# What you will do:
Go through the records underneath and write each one out again exactly.

# Excerpted records:
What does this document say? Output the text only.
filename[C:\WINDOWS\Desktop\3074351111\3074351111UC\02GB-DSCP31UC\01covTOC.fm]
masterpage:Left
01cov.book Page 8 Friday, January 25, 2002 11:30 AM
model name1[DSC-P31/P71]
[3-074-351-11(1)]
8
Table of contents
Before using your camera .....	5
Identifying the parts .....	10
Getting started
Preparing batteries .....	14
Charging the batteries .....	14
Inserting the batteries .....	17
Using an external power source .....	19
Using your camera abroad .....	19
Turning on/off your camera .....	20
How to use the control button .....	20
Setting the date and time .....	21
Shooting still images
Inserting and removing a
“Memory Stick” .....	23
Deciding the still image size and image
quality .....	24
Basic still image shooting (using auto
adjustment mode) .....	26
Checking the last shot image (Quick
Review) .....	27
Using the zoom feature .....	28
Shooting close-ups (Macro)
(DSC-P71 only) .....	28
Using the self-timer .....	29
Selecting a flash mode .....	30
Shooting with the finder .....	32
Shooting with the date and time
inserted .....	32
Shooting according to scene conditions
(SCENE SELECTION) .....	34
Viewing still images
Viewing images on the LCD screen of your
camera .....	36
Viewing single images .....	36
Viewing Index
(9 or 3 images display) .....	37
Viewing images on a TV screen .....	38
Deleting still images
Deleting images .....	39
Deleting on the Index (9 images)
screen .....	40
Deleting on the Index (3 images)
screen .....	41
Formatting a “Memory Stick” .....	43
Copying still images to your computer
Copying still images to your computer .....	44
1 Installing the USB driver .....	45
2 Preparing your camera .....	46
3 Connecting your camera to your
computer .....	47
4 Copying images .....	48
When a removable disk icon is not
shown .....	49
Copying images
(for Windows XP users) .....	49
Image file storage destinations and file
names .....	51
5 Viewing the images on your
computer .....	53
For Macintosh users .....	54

# Final result:
What does this document say? Output the text only.
filename[C:\WINDOWS\Desktop\3074351111\3074351111UC\02GB-DSCP31UC\01covTOC.fm]
masterpage:Left
01cov.book Page 8 Friday, January 25, 2002 11:30 AM
model name1[DSC-P31/P71]
[3-074-351-11(1)]
8
Table of contents
Before using your camera .....	5
Identifying the parts .....	10
Getting started
Preparing batteries .....	14
Charging the batteries .....	14
Inserting the batteries .....	17
Using an external power source .....	19
Using your camera abroad .....	19
Turning on/off your camera .....	20
How to use the control button .....	20
Setting the date and time .....	21
Shooting still images
Inserting and removing a
“Memory Stick” .....	23
Deciding the still image size and image
quality .....	24
Basic still image shooting (using auto
adjustment mode) .....	26
Checking the last shot image (Quick
Review) .....	27
Using the zoom feature .....	28
Shooting close-ups (Macro)
(DSC-P71 only) .....	28
Using the self-timer .....	29
Selecting a flash mode .....	30
Shooting with the finder .....	32
Shooting with the date and time
inserted .....	32
Shooting according to scene conditions
(SCENE SELECTION) .....	34
Viewing still images
Viewing images on the LCD screen of your
camera .....	36
Viewing single images .....	36
Viewing Index
(9 or 3 images display) .....	37
Viewing images on a TV screen .....	38
Deleting still images
Deleting images .....	39
Deleting on the Index (9 images)
screen .....	40
Deleting on the Index (3 images)
screen .....	41
Formatting a “Memory Stick” .....	43
Copying still images to your computer
Copying still images to your computer .....	44
1 Installing the USB driver .....	45
2 Preparing your camera .....	46
3 Connecting your camera to your
computer .....	47
4 Copying images .....	48
When a removable disk icon is not
shown .....	49
Copying images
(for Windows XP users) .....	49
Image file storage destinations and file
names .....	51
5 Viewing the images on your
computer .....	53
For Macintosh users .....	54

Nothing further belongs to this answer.